◆ **To be done**:
Extract the text of each entry below exactly, leaving every image behind.

◆ **Exercise materials**:

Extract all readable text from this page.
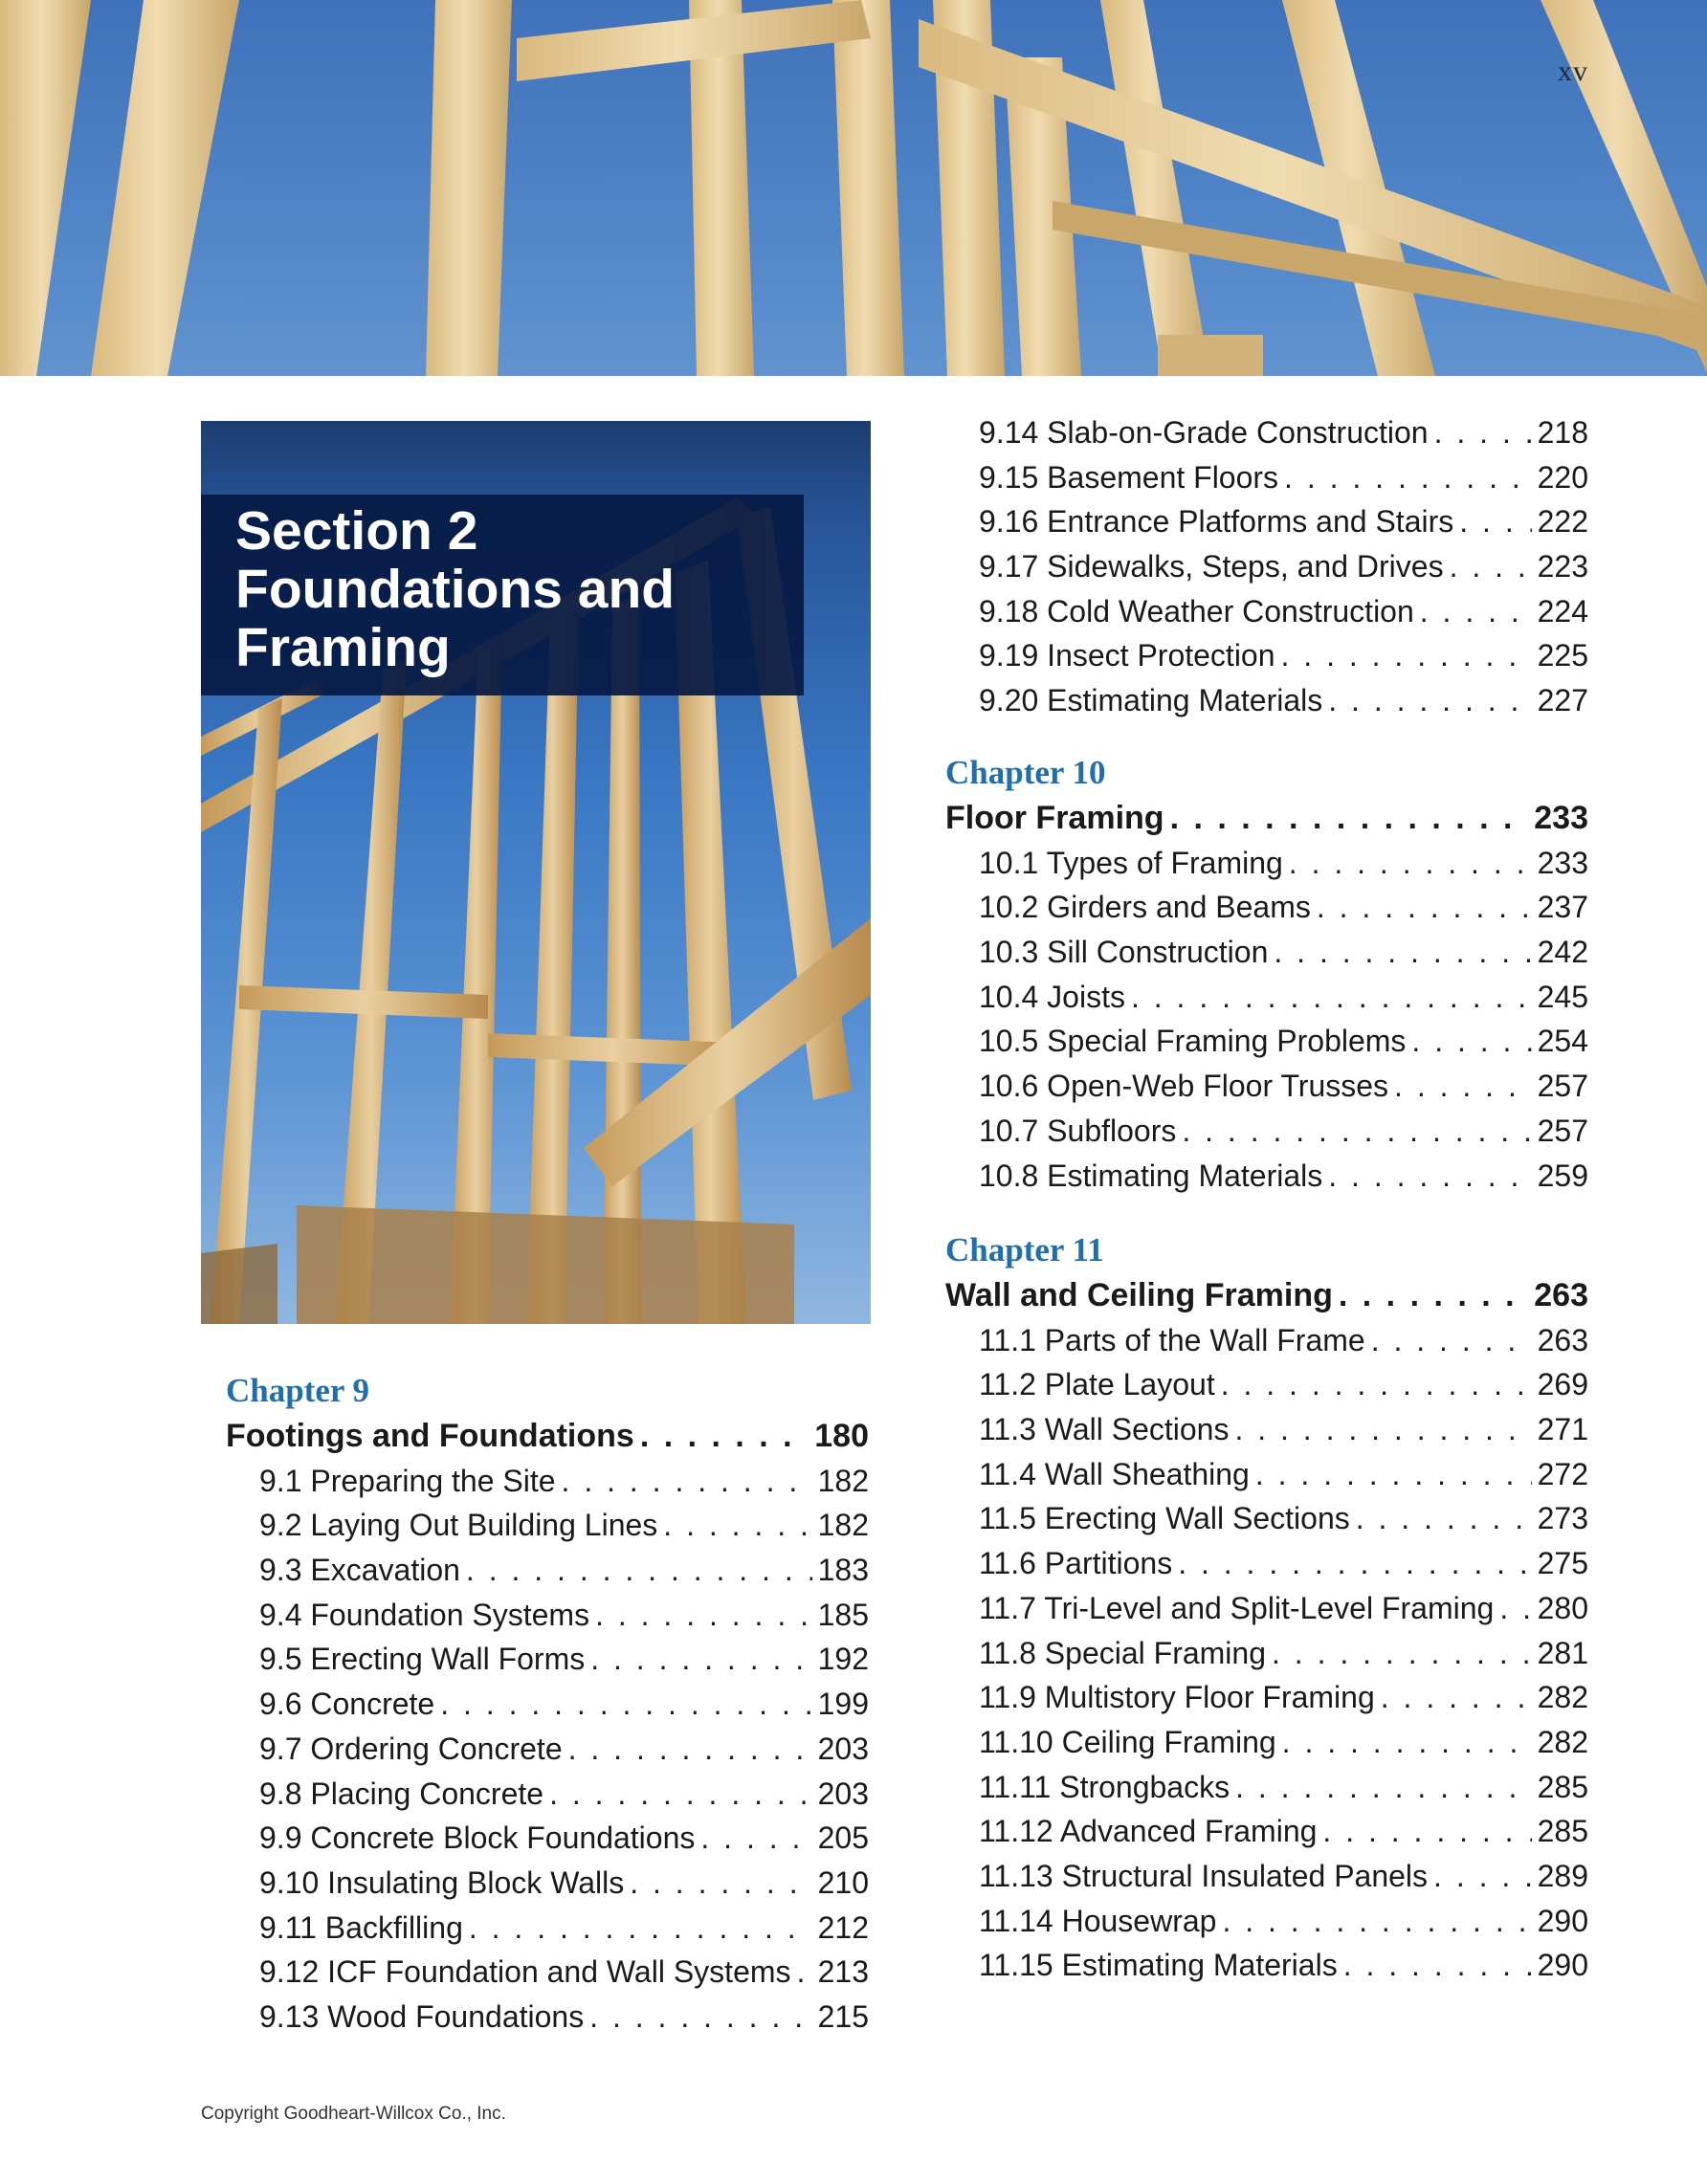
xv
Section 2
Foundations and
Framing
Chapter 9
Footings and Foundations . . .	180
9.1 Preparing the Site . . .	182
9.2 Laying Out Building Lines . . .	182
9.3 Excavation . . .	183
9.4 Foundation Systems . . .	185
9.5 Erecting Wall Forms . . .	192
9.6 Concrete . . .	199
9.7 Ordering Concrete . . .	203
9.8 Placing Concrete . . .	203
9.9 Concrete Block Foundations . . .	205
9.10 Insulating Block Walls . . .	210
9.11 Backfilling . . .	212
9.12 ICF Foundation and Wall Systems . . . 213
9.13 Wood Foundations . . .	215
9.14 Slab-on-Grade Construction . . .	218
9.15 Basement Floors . . .	220
9.16 Entrance Platforms and Stairs . . .	222
9.17 Sidewalks, Steps, and Drives . . .	223
9.18 Cold Weather Construction . . .	224
9.19 Insect Protection . . .	225
9.20 Estimating Materials . . .	227
Chapter 10
Floor Framing . . .	233
10.1 Types of Framing . . .	233
10.2 Girders and Beams . . .	237
10.3 Sill Construction . . .	242
10.4 Joists . . .	245
10.5 Special Framing Problems . . .	254
10.6 Open-Web Floor Trusses . . .	257
10.7 Subfloors . . .	257
10.8 Estimating Materials . . .	259
Chapter 11
Wall and Ceiling Framing . . .	263
11.1 Parts of the Wall Frame . . .	263
11.2 Plate Layout . . .	269
11.3 Wall Sections . . .	271
11.4 Wall Sheathing . . .	272
11.5 Erecting Wall Sections . . .	273
11.6 Partitions . . .	275
11.7 Tri-Level and Split-Level Framing . . . 280
11.8 Special Framing . . .	281
11.9 Multistory Floor Framing . . .	282
11.10 Ceiling Framing . . .	282
11.11 Strongbacks . . .	285
11.12 Advanced Framing . . .	285
11.13 Structural Insulated Panels . . .	289
11.14 Housewrap . . .	290
11.15 Estimating Materials . . .	290
Copyright Goodheart-Willcox Co., Inc.
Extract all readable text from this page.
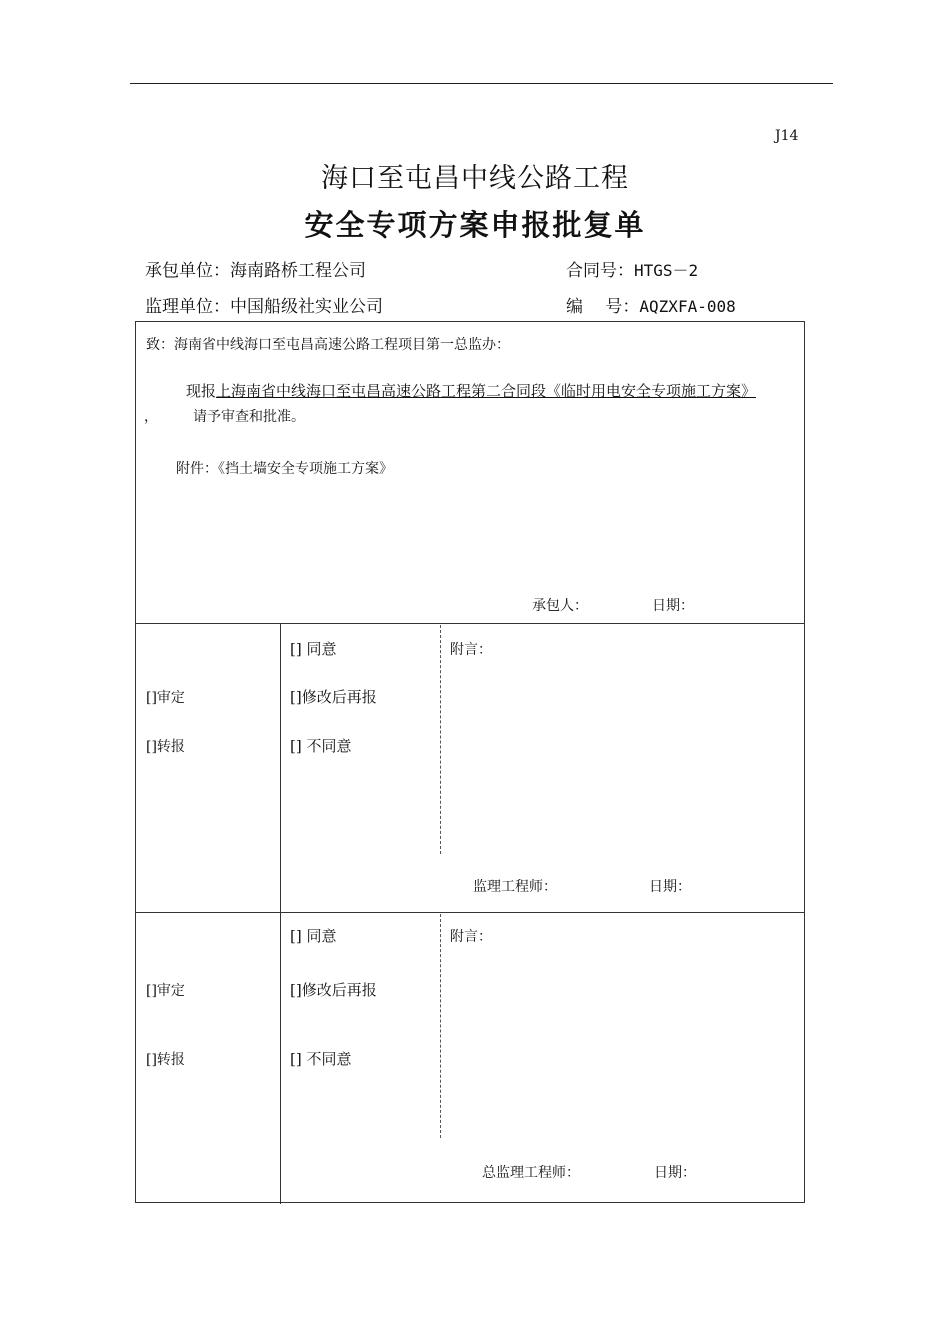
J14
海口至屯昌中线公路工程
安全专项方案申报批复单
承包单位：海南路桥工程公司	合同号：HTGS－2
监理单位：中国船级社实业公司	编　 号：AQZXFA-008
致：海南省中线海口至屯昌高速公路工程项目第一总监办：
现报上海南省中线海口至屯昌高速公路工程第二合同段《临时用电安全专项施工方案》
，	请予审查和批准。
附件：《挡土墙安全专项施工方案》
承包人：	日期：
[]审定
[]转报
[] 同意
[]修改后再报
[] 不同意
附言：
监理工程师：	日期：
[]审定
[]转报
[] 同意
[]修改后再报
[] 不同意
附言：
总监理工程师：	日期：
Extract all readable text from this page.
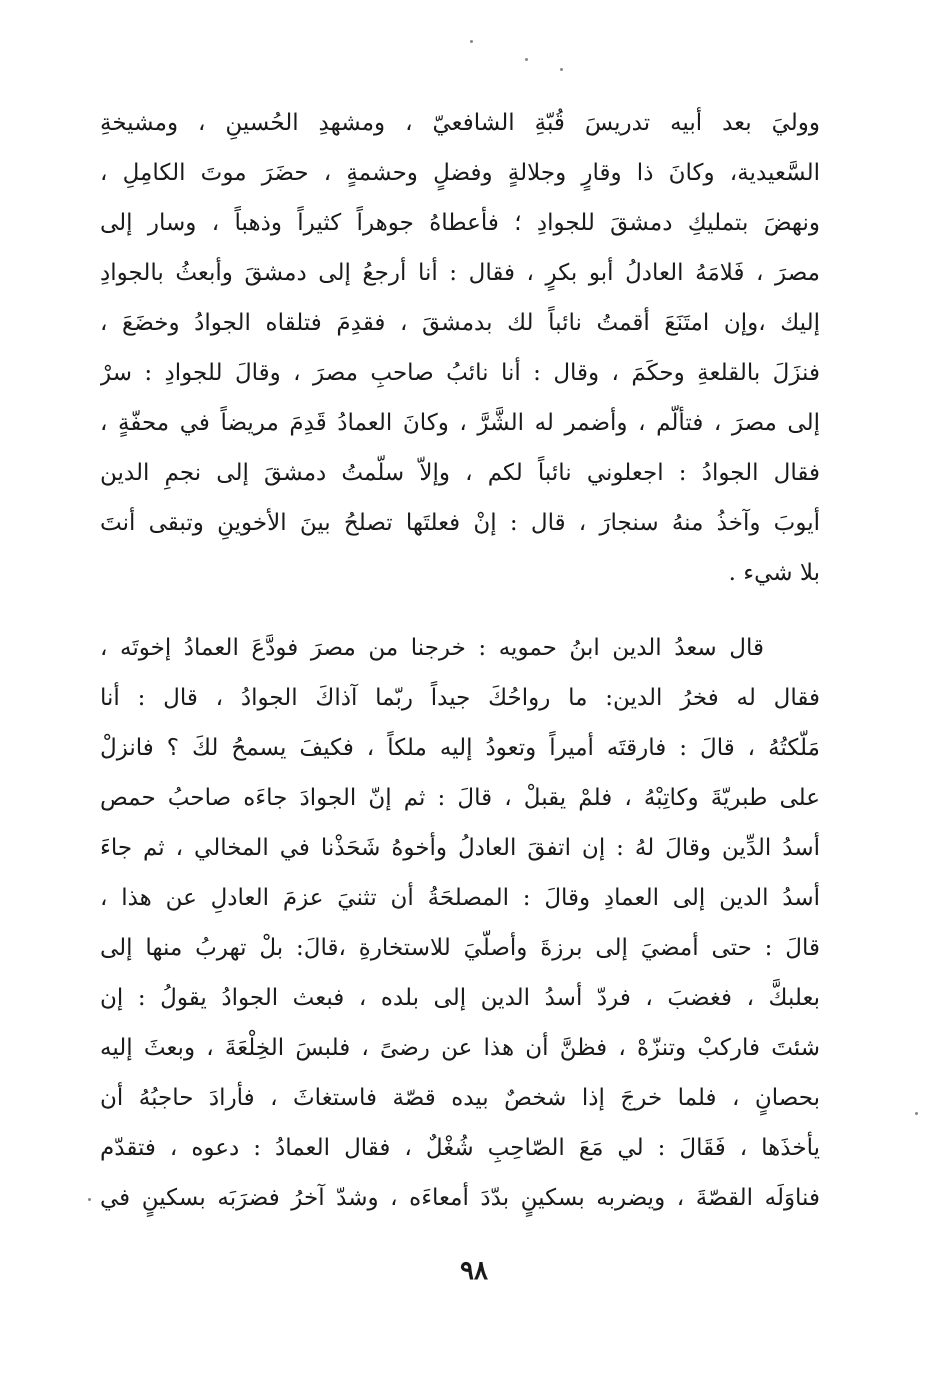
ووليَ بعد أبيه تدريسَ قُبّةِ الشافعيّ ، ومشهدِ الحُسينِ ، ومشيخةِ
السَّعيدية، وكانَ ذا وقارٍ وجلالةٍ وفضلٍ وحشمةٍ ، حضَرَ موتَ الكامِلِ ،
ونهضَ بتمليكِ دمشقَ للجوادِ ؛ فأعطاهُ جوهراً كثيراً وذهباً ، وسار إلى
مصرَ ، فَلامَهُ العادلُ أبو بكرٍ ، فقال : أنا أرجعُ إلى دمشقَ وأبعثُ بالجوادِ
إليك ،وإن امتَنَعَ أقمتُ نائباً لك بدمشقَ ، فقدِمَ فتلقاه الجوادُ وخضَعَ ،
فنزَلَ بالقلعةِ وحكَمَ ، وقال : أنا نائبُ صاحبِ مصرَ ، وقالَ للجوادِ : سرْ
إلى مصرَ ، فتألّم ، وأضمر له الشَّرَّ ، وكانَ العمادُ قَدِمَ مريضاً في محفّةٍ ،
فقال الجوادُ : اجعلوني نائباً لكم ، وإلاّ سلّمتُ دمشقَ إلى نجمِ الدين
أيوبَ وآخذُ منهُ سنجارَ ، قال : إنْ فعلتَها تصلحُ بينَ الأخوينِ وتبقى أنتَ
بلا شيء .
قال سعدُ الدين ابنُ حمويه : خرجنا من مصرَ فودَّعَ العمادُ إخوتَه ،
فقال له فخرُ الدين: ما رواحُكَ جيداً ربّما آذاكَ الجوادُ ، قال : أنا
مَلّكتُهُ ، قالَ : فارقتَه أميراً وتعودُ إليه ملكاً ، فكيفَ يسمحُ لكَ ؟ فانزلْ
على طبريّةَ وكاتِبْهُ ، فلمْ يقبلْ ، قالَ : ثم إنّ الجوادَ جاءَه صاحبُ حمص
أسدُ الدِّين وقالَ لهُ : إن اتفقَ العادلُ وأخوهُ شَحَذْنا في المخالي ، ثم جاءَ
أسدُ الدين إلى العمادِ وقالَ : المصلحَةُ أن تثنيَ عزمَ العادلِ عن هذا ،
قالَ : حتى أمضيَ إلى برزةَ وأصلّيَ للاستخارةِ ،قالَ: بلْ تهربُ منها إلى
بعلبكَّ ، فغضبَ ، فردّ أسدُ الدين إلى بلده ، فبعث الجوادُ يقولُ : إن
شئتَ فاركبْ وتنزّهْ ، فظنَّ أن هذا عن رضىً ، فلبسَ الخِلْعَةَ ، وبعثَ إليه
بحصانٍ ، فلما خرجَ إذا شخصٌ بيده قصّة فاستغاثَ ، فأرادَ حاجبُهُ أن
يأخذَها ، فَقَالَ : لي مَعَ الصّاحِبِ شُغْلٌ ، فقال العمادُ : دعوه ، فتقدّم
فناوَلَه القصّةَ ، ويضربه بسكينٍ بدّدَ أمعاءَه ، وشدّ آخرُ فضرَبَه بسكينٍ في
٩٨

◆ **Result for this exercise**:
Extract all readable text from this page.
xv
Section 2
Foundations and
Framing
Chapter 9
Footings and Foundations . . .	180
9.1 Preparing the Site . . .	182
9.2 Laying Out Building Lines . . .	182
9.3 Excavation . . .	183
9.4 Foundation Systems . . .	185
9.5 Erecting Wall Forms . . .	192
9.6 Concrete . . .	199
9.7 Ordering Concrete . . .	203
9.8 Placing Concrete . . .	203
9.9 Concrete Block Foundations . . .	205
9.10 Insulating Block Walls . . .	210
9.11 Backfilling . . .	212
9.12 ICF Foundation and Wall Systems . . . 213
9.13 Wood Foundations . . .	215
9.14 Slab-on-Grade Construction . . .	218
9.15 Basement Floors . . .	220
9.16 Entrance Platforms and Stairs . . .	222
9.17 Sidewalks, Steps, and Drives . . .	223
9.18 Cold Weather Construction . . .	224
9.19 Insect Protection . . .	225
9.20 Estimating Materials . . .	227
Chapter 10
Floor Framing . . .	233
10.1 Types of Framing . . .	233
10.2 Girders and Beams . . .	237
10.3 Sill Construction . . .	242
10.4 Joists . . .	245
10.5 Special Framing Problems . . .	254
10.6 Open-Web Floor Trusses . . .	257
10.7 Subfloors . . .	257
10.8 Estimating Materials . . .	259
Chapter 11
Wall and Ceiling Framing . . .	263
11.1 Parts of the Wall Frame . . .	263
11.2 Plate Layout . . .	269
11.3 Wall Sections . . .	271
11.4 Wall Sheathing . . .	272
11.5 Erecting Wall Sections . . .	273
11.6 Partitions . . .	275
11.7 Tri-Level and Split-Level Framing . . . 280
11.8 Special Framing . . .	281
11.9 Multistory Floor Framing . . .	282
11.10 Ceiling Framing . . .	282
11.11 Strongbacks . . .	285
11.12 Advanced Framing . . .	285
11.13 Structural Insulated Panels . . .	289
11.14 Housewrap . . .	290
11.15 Estimating Materials . . .	290
Copyright Goodheart-Willcox Co., Inc.
Extract all readable text from this page.
J14
海口至屯昌中线公路工程
安全专项方案申报批复单
承包单位：海南路桥工程公司	合同号：HTGS－2
监理单位：中国船级社实业公司	编　 号：AQZXFA-008
致：海南省中线海口至屯昌高速公路工程项目第一总监办：
现报上海南省中线海口至屯昌高速公路工程第二合同段《临时用电安全专项施工方案》
，	请予审查和批准。
附件：《挡土墙安全专项施工方案》
承包人：	日期：
[]审定
[]转报
[] 同意
[]修改后再报
[] 不同意
附言：
监理工程师：	日期：
[]审定
[]转报
[] 同意
[]修改后再报
[] 不同意
附言：
总监理工程师：	日期：
Extract all readable text from this page.
ووليَ بعد أبيه تدريسَ قُبّةِ الشافعيّ ، ومشهدِ الحُسينِ ، ومشيخةِ
السَّعيدية، وكانَ ذا وقارٍ وجلالةٍ وفضلٍ وحشمةٍ ، حضَرَ موتَ الكامِلِ ،
ونهضَ بتمليكِ دمشقَ للجوادِ ؛ فأعطاهُ جوهراً كثيراً وذهباً ، وسار إلى
مصرَ ، فَلامَهُ العادلُ أبو بكرٍ ، فقال : أنا أرجعُ إلى دمشقَ وأبعثُ بالجوادِ
إليك ،وإن امتَنَعَ أقمتُ نائباً لك بدمشقَ ، فقدِمَ فتلقاه الجوادُ وخضَعَ ،
فنزَلَ بالقلعةِ وحكَمَ ، وقال : أنا نائبُ صاحبِ مصرَ ، وقالَ للجوادِ : سرْ
إلى مصرَ ، فتألّم ، وأضمر له الشَّرَّ ، وكانَ العمادُ قَدِمَ مريضاً في محفّةٍ ،
فقال الجوادُ : اجعلوني نائباً لكم ، وإلاّ سلّمتُ دمشقَ إلى نجمِ الدين
أيوبَ وآخذُ منهُ سنجارَ ، قال : إنْ فعلتَها تصلحُ بينَ الأخوينِ وتبقى أنتَ
بلا شيء .
قال سعدُ الدين ابنُ حمويه : خرجنا من مصرَ فودَّعَ العمادُ إخوتَه ،
فقال له فخرُ الدين: ما رواحُكَ جيداً ربّما آذاكَ الجوادُ ، قال : أنا
مَلّكتُهُ ، قالَ : فارقتَه أميراً وتعودُ إليه ملكاً ، فكيفَ يسمحُ لكَ ؟ فانزلْ
على طبريّةَ وكاتِبْهُ ، فلمْ يقبلْ ، قالَ : ثم إنّ الجوادَ جاءَه صاحبُ حمص
أسدُ الدِّين وقالَ لهُ : إن اتفقَ العادلُ وأخوهُ شَحَذْنا في المخالي ، ثم جاءَ
أسدُ الدين إلى العمادِ وقالَ : المصلحَةُ أن تثنيَ عزمَ العادلِ عن هذا ،
قالَ : حتى أمضيَ إلى برزةَ وأصلّيَ للاستخارةِ ،قالَ: بلْ تهربُ منها إلى
بعلبكَّ ، فغضبَ ، فردّ أسدُ الدين إلى بلده ، فبعث الجوادُ يقولُ : إن
شئتَ فاركبْ وتنزّهْ ، فظنَّ أن هذا عن رضىً ، فلبسَ الخِلْعَةَ ، وبعثَ إليه
بحصانٍ ، فلما خرجَ إذا شخصٌ بيده قصّة فاستغاثَ ، فأرادَ حاجبُهُ أن
يأخذَها ، فَقَالَ : لي مَعَ الصّاحِبِ شُغْلٌ ، فقال العمادُ : دعوه ، فتقدّم
فناوَلَه القصّةَ ، ويضربه بسكينٍ بدّدَ أمعاءَه ، وشدّ آخرُ فضرَبَه بسكينٍ في
٩٨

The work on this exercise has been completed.